INSTRUCTIONS TO FOLLOW => List all lines of the data containing the word "руководитель".
-- start GIVEN RECORDS --
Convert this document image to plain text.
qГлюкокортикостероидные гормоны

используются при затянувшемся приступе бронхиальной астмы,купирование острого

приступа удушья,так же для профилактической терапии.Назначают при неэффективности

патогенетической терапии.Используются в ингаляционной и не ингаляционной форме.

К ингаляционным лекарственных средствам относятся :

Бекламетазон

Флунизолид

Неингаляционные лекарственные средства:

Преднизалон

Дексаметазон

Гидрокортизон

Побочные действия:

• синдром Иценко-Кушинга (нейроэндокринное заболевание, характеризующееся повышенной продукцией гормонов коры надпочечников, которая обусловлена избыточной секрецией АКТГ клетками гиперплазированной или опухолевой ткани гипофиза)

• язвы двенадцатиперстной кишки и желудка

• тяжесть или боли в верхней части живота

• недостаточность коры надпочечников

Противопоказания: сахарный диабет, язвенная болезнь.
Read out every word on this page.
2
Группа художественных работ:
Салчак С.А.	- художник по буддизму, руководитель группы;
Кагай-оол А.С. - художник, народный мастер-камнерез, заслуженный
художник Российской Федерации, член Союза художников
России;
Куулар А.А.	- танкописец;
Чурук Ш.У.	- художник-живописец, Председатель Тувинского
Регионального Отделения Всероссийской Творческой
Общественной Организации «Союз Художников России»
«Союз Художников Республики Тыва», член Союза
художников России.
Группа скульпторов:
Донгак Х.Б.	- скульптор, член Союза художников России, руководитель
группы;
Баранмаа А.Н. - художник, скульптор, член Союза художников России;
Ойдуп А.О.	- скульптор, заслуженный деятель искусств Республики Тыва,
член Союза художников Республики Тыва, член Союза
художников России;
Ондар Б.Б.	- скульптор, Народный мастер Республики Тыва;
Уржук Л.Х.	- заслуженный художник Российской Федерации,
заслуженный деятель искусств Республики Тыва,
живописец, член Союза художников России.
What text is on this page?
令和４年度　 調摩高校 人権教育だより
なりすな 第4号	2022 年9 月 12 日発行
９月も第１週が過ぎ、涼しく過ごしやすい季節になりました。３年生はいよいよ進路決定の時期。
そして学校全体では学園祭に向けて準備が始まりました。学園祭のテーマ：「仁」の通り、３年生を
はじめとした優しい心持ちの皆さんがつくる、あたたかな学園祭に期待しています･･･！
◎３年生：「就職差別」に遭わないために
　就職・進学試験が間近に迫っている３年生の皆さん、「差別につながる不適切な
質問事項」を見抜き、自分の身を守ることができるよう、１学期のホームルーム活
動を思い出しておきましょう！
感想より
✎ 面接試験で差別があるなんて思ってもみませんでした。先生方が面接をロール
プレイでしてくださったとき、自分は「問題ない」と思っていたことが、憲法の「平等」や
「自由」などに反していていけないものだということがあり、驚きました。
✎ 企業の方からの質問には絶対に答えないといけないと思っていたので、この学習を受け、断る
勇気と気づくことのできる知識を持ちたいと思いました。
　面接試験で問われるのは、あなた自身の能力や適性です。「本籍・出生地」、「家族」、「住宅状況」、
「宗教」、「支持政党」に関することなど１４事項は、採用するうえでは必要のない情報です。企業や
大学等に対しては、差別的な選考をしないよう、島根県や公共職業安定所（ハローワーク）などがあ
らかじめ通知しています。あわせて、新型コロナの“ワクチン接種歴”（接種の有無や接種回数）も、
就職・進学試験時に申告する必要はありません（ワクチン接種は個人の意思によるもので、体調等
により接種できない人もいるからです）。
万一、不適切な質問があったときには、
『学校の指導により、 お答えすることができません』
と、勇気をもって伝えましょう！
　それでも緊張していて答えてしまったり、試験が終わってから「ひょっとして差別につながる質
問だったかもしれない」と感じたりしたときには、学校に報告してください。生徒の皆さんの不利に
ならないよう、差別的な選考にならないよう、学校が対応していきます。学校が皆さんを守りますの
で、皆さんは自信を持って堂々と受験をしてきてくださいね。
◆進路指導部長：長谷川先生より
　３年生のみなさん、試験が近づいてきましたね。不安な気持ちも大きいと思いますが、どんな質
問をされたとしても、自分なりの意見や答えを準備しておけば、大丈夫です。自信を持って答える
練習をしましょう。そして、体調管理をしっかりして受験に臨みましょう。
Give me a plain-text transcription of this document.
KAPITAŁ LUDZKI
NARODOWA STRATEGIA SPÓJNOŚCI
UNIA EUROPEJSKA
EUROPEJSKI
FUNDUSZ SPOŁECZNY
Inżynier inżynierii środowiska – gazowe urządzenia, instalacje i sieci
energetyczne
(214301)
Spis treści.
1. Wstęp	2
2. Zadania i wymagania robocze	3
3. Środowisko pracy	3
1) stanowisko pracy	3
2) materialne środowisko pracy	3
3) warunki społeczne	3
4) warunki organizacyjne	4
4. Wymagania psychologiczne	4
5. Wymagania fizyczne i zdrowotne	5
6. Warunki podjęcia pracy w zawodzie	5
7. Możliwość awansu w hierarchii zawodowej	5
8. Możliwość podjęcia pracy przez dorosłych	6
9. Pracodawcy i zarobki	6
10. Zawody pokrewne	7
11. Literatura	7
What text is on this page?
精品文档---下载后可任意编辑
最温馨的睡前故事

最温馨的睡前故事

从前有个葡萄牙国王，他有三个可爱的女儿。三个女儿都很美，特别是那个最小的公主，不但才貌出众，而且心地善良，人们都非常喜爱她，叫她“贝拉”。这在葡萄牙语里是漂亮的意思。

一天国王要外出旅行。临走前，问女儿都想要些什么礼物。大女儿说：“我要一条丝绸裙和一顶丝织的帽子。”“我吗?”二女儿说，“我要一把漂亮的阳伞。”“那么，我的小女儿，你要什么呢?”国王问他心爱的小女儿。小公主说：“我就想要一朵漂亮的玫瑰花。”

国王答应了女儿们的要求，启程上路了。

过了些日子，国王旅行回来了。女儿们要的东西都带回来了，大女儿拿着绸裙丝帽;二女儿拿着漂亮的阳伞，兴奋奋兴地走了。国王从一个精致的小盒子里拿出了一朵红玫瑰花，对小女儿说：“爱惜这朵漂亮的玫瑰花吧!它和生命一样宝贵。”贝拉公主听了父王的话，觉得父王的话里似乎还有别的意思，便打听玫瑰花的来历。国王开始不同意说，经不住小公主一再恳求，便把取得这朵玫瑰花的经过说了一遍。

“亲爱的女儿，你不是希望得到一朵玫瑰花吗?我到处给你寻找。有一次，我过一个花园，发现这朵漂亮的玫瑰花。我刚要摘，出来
-- end GIVEN RECORDS --
ANSWER TO THE TASK =>
Салчак С.А.	- художник по буддизму, руководитель группы;
Донгак Х.Б.	- скульптор, член Союза художников России, руководитель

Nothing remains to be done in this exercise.